■ **DO THIS**
Locate each line in the records containing "числе". Copy it.

## begin

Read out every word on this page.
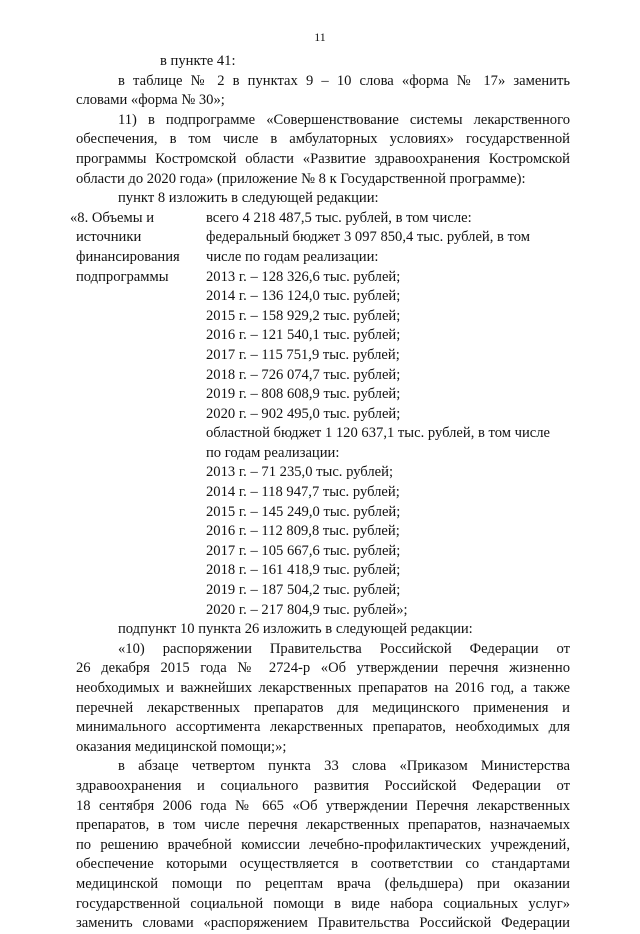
11
в пункте 41:
в таблице № 2 в пунктах 9 – 10 слова «форма № 17» заменить
словами «форма № 30»;
11) в подпрограмме «Совершенствование системы лекарственного
обеспечения, в том числе в амбулаторных условиях» государственной
программы Костромской области «Развитие здравоохранения Костромской
области до 2020 года» (приложение № 8 к Государственной программе):
пункт 8 изложить в следующей редакции:
«8. Объемы и
источники
финансирования
подпрограммы
всего 4 218 487,5 тыс. рублей, в том числе:
федеральный бюджет 3 097 850,4 тыс. рублей, в том
числе по годам реализации:
2013 г. – 128 326,6 тыс. рублей;
2014 г. – 136 124,0 тыс. рублей;
2015 г. – 158 929,2 тыс. рублей;
2016 г. – 121 540,1 тыс. рублей;
2017 г. – 115 751,9 тыс. рублей;
2018 г. – 726 074,7 тыс. рублей;
2019 г. – 808 608,9 тыс. рублей;
2020 г. – 902 495,0 тыс. рублей;
областной бюджет 1 120 637,1 тыс. рублей, в том числе
по годам реализации:
2013 г. – 71 235,0 тыс. рублей;
2014 г. – 118 947,7 тыс. рублей;
2015 г. – 145 249,0 тыс. рублей;
2016 г. – 112 809,8 тыс. рублей;
2017 г. – 105 667,6 тыс. рублей;
2018 г. – 161 418,9 тыс. рублей;
2019 г. – 187 504,2 тыс. рублей;
2020 г. – 217 804,9 тыс. рублей»;
подпункт 10 пункта 26 изложить в следующей редакции:
«10) распоряжении Правительства Российской Федерации от
26 декабря 2015 года № 2724-р «Об утверждении перечня жизненно
необходимых и важнейших лекарственных препаратов на 2016 год, а также
перечней лекарственных препаратов для медицинского применения и
минимального ассортимента лекарственных препаратов, необходимых для
оказания медицинской помощи;»;
в абзаце четвертом пункта 33 слова «Приказом Министерства
здравоохранения и социального развития Российской Федерации от
18 сентября 2006 года № 665 «Об утверждении Перечня лекарственных
препаратов, в том числе перечня лекарственных препаратов, назначаемых
по решению врачебной комиссии лечебно-профилактических учреждений,
обеспечение которыми осуществляется в соответствии со стандартами
медицинской помощи по рецептам врача (фельдшера) при оказании
государственной социальной помощи в виде набора социальных услуг»
заменить словами «распоряжением Правительства Российской Федерации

## end

■ **ANSWER TO THE PROBLEM**
обеспечения, в том числе в амбулаторных условиях» государственной
всего 4 218 487,5 тыс. рублей, в том числе:
числе по годам реализации:
областной бюджет 1 120 637,1 тыс. рублей, в том числе
препаратов, в том числе перечня лекарственных препаратов, назначаемых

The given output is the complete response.